- SET EXERCISE:
Repeat the records exactly. Every line must match.

(Data entries)
****************

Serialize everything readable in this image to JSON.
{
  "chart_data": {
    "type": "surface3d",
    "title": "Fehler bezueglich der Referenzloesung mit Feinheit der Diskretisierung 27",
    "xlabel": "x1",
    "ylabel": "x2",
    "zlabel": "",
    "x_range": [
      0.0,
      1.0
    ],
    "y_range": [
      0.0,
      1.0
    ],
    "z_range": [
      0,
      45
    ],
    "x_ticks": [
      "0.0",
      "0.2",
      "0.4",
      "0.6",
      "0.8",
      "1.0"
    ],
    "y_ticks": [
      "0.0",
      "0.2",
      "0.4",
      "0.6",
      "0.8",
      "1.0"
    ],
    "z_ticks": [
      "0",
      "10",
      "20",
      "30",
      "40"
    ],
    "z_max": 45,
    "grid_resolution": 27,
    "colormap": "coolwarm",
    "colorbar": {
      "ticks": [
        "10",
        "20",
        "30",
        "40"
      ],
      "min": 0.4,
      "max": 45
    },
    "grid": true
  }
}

****************

- FULL ANSWER:
Serialize everything readable in this image to JSON.
{
  "chart_data": {
    "type": "surface3d",
    "title": "Fehler bezueglich der Referenzloesung mit Feinheit der Diskretisierung 27",
    "xlabel": "x1",
    "ylabel": "x2",
    "zlabel": "",
    "x_range": [
      0.0,
      1.0
    ],
    "y_range": [
      0.0,
      1.0
    ],
    "z_range": [
      0,
      45
    ],
    "x_ticks": [
      "0.0",
      "0.2",
      "0.4",
      "0.6",
      "0.8",
      "1.0"
    ],
    "y_ticks": [
      "0.0",
      "0.2",
      "0.4",
      "0.6",
      "0.8",
      "1.0"
    ],
    "z_ticks": [
      "0",
      "10",
      "20",
      "30",
      "40"
    ],
    "z_max": 45,
    "grid_resolution": 27,
    "colormap": "coolwarm",
    "colorbar": {
      "ticks": [
        "10",
        "20",
        "30",
        "40"
      ],
      "min": 0.4,
      "max": 45
    },
    "grid": true
  }
}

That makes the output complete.